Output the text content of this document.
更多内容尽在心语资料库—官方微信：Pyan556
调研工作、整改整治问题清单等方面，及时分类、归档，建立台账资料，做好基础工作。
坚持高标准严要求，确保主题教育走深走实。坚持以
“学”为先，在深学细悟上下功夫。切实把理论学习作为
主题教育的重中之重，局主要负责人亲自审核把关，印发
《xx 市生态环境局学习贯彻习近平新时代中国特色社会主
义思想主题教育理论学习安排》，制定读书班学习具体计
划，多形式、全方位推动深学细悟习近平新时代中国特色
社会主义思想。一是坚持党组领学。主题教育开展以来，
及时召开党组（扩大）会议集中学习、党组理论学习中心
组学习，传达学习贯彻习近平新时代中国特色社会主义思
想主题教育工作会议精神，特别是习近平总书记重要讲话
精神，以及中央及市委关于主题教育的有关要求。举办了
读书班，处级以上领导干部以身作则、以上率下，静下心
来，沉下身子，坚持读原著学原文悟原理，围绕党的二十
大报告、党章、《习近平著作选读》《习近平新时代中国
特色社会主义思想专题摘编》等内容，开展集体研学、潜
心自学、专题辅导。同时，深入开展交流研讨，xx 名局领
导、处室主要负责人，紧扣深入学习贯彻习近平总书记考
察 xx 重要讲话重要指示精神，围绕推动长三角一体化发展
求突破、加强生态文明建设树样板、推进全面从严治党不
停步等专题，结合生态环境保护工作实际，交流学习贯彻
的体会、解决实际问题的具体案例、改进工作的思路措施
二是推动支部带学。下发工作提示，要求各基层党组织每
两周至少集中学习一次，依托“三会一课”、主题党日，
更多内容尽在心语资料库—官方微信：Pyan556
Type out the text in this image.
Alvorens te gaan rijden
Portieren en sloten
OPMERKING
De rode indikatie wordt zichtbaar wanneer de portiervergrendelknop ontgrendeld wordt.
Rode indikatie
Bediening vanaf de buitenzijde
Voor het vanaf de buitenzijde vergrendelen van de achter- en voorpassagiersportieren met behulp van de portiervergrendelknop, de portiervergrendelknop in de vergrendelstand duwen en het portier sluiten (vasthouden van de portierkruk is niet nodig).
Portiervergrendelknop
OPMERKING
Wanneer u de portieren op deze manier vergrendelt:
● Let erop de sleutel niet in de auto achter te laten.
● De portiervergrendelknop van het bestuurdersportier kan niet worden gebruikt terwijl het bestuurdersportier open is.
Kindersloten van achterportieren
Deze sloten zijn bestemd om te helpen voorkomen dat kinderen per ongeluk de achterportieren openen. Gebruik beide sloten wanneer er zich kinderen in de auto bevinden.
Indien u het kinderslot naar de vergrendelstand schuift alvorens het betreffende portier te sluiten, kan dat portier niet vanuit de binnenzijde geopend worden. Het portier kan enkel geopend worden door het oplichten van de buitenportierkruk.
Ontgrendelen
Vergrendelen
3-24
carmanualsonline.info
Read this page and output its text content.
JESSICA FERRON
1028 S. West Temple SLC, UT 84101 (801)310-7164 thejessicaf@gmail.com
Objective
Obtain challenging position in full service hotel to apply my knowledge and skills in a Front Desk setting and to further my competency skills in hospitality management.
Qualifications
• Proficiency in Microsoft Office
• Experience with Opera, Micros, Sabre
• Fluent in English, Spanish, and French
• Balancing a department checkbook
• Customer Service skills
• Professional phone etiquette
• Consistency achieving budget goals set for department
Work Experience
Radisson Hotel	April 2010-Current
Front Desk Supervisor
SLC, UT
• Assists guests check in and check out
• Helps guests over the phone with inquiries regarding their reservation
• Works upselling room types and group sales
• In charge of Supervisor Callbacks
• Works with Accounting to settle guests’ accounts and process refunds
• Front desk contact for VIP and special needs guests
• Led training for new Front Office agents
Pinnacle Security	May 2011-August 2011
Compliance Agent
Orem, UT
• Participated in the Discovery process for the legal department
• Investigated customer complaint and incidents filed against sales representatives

[WHAT YOU HAVE TO DO]: Pull out each line holding the string "Office".

[COMPLETED EXERCISE]:
• Proficiency in Microsoft Office
• Led training for new Front Office agents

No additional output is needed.